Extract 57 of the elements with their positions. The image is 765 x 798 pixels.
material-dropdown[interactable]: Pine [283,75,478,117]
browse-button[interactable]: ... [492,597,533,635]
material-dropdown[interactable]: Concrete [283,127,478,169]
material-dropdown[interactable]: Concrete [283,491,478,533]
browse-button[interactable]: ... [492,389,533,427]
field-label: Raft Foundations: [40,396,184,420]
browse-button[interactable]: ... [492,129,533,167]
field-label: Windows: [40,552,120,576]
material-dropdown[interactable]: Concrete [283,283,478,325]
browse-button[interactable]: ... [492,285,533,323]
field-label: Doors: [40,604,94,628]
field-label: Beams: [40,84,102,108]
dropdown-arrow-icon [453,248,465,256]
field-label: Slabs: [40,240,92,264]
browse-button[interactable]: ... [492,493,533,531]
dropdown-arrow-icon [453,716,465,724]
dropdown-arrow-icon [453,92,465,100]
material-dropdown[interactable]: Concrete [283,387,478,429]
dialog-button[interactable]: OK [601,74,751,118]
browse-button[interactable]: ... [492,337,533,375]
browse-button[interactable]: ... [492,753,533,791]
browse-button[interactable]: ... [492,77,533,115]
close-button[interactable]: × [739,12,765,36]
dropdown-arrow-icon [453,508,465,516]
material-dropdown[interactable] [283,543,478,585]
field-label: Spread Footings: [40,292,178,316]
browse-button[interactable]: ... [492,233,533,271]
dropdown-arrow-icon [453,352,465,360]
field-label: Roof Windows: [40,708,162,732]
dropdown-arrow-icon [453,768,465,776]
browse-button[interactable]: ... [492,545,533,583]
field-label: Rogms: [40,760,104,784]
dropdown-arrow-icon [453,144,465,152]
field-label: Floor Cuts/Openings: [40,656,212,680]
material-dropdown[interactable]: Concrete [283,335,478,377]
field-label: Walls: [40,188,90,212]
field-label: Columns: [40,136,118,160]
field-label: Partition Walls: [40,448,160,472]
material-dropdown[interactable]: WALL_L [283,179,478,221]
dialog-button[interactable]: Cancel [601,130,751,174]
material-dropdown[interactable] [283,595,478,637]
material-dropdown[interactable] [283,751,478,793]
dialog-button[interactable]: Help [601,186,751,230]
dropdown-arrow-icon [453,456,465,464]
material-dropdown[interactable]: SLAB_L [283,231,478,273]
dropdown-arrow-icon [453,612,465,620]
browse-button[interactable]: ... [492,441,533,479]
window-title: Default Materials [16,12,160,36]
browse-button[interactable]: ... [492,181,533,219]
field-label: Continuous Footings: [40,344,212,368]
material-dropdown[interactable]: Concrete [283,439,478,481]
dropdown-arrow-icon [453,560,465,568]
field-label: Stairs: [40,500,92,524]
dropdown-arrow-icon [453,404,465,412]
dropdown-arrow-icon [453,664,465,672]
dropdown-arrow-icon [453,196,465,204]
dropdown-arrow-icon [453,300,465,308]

───

:: What you need to do ::
Extract, unchanged, the rows above from the first row through the row containing "dropdown-arrow-icon [453,92,465,100]", including both of these.

:: Result below ::
Extract 57 of the elements with their positions. The image is 765 x 798 pixels.
material-dropdown[interactable]: Pine [283,75,478,117]
browse-button[interactable]: ... [492,597,533,635]
material-dropdown[interactable]: Concrete [283,127,478,169]
material-dropdown[interactable]: Concrete [283,491,478,533]
browse-button[interactable]: ... [492,389,533,427]
field-label: Raft Foundations: [40,396,184,420]
browse-button[interactable]: ... [492,129,533,167]
field-label: Windows: [40,552,120,576]
material-dropdown[interactable]: Concrete [283,283,478,325]
browse-button[interactable]: ... [492,285,533,323]
field-label: Doors: [40,604,94,628]
field-label: Beams: [40,84,102,108]
dropdown-arrow-icon [453,248,465,256]
field-label: Slabs: [40,240,92,264]
browse-button[interactable]: ... [492,493,533,531]
dropdown-arrow-icon [453,716,465,724]
dropdown-arrow-icon [453,92,465,100]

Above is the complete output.